* **WORK INSTRUCTIONS**
Work out how many lines of the records hold the string "icon", and reply with that number alone.

<<<<

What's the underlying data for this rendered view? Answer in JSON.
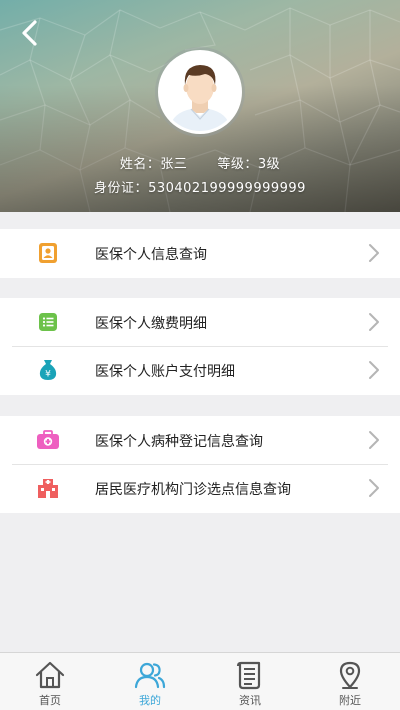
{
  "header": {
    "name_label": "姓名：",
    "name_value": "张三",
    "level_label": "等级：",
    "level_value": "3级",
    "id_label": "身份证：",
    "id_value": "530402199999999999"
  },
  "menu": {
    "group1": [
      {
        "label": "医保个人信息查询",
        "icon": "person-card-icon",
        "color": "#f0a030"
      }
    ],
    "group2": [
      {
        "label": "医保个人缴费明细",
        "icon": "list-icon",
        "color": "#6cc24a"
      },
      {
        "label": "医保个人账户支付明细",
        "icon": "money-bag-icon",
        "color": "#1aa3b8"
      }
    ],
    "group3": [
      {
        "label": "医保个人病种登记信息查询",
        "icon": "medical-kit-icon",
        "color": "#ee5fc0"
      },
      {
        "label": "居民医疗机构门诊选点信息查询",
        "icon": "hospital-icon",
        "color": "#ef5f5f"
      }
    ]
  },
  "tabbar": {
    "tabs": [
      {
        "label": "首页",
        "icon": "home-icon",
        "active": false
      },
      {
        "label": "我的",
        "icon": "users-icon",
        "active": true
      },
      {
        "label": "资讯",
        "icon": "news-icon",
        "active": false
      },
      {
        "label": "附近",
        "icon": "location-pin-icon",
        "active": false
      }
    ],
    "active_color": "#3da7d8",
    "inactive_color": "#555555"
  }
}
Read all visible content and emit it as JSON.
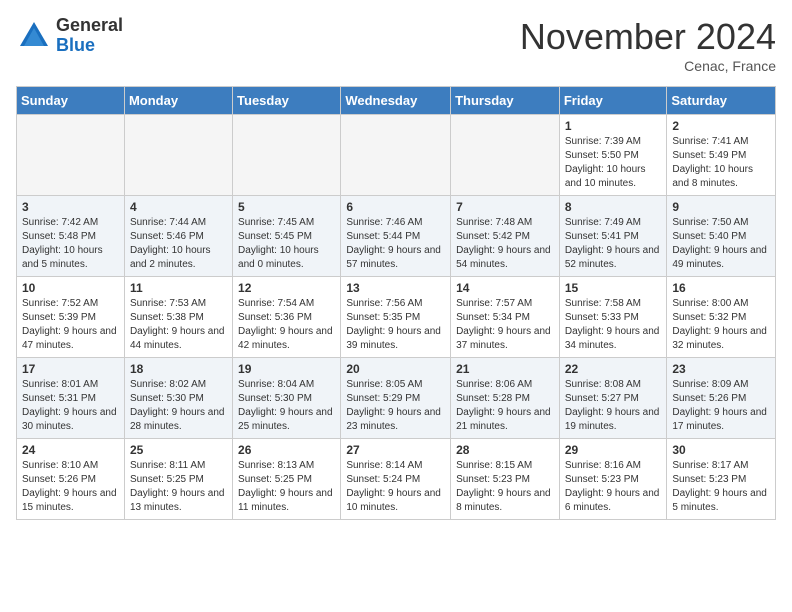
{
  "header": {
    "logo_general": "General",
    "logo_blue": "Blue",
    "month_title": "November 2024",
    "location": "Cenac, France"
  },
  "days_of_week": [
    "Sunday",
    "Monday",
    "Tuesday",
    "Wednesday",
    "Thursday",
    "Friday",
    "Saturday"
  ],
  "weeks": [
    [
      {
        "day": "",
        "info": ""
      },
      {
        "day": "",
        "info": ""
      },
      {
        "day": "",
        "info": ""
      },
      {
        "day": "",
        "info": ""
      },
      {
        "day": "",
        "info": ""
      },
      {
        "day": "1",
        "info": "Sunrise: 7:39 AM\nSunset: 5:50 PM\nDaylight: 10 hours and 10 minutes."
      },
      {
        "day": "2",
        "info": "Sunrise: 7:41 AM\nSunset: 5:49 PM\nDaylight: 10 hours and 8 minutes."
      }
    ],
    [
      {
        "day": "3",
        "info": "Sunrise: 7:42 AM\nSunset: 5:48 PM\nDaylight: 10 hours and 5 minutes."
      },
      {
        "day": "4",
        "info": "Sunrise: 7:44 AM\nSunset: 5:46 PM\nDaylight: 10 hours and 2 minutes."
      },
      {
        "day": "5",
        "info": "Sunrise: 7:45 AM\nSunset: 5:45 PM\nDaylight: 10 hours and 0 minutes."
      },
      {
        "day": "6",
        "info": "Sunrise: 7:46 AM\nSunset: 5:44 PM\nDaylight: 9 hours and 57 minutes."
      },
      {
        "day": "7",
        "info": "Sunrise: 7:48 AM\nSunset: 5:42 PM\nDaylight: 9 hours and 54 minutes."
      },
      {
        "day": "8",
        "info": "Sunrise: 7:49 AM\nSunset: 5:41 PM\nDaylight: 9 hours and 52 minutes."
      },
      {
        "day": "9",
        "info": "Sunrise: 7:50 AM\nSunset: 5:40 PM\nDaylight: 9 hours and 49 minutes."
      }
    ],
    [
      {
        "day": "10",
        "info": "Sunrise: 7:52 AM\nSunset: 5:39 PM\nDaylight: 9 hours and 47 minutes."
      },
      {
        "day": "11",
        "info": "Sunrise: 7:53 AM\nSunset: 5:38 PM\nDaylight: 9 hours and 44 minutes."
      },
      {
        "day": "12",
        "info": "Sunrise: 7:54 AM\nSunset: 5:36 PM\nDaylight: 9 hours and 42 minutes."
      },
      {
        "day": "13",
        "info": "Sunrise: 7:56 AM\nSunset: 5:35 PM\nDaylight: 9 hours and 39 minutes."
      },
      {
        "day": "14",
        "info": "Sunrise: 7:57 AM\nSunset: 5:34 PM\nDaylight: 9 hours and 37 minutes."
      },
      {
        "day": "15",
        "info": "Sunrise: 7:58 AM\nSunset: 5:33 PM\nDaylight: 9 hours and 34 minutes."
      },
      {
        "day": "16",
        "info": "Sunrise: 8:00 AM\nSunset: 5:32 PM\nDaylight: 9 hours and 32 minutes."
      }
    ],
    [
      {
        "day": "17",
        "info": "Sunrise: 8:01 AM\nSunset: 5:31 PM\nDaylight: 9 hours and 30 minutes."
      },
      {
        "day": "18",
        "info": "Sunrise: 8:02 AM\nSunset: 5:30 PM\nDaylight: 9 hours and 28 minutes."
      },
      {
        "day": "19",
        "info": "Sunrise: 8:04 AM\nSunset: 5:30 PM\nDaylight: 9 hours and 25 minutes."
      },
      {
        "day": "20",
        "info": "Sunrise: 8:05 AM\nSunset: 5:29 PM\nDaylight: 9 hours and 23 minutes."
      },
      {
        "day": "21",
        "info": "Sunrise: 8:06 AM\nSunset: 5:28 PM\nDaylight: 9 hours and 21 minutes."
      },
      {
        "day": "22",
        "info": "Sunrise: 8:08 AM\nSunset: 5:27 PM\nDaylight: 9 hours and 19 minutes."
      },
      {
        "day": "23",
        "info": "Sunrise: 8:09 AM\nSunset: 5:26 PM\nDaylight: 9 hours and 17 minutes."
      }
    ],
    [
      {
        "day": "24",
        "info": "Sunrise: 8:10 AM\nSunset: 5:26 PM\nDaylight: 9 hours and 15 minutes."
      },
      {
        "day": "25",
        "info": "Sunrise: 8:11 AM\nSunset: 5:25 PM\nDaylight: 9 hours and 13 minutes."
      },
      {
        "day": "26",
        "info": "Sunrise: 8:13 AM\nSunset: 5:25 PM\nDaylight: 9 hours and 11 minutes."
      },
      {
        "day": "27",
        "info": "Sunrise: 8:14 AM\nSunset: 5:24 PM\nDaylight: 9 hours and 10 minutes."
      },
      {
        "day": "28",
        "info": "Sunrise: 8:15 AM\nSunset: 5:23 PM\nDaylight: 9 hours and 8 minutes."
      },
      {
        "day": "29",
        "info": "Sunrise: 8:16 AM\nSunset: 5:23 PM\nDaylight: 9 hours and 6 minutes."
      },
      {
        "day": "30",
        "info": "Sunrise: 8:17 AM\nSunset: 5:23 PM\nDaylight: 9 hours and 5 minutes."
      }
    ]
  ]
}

>>>>

* **TASK SOLUTION**
9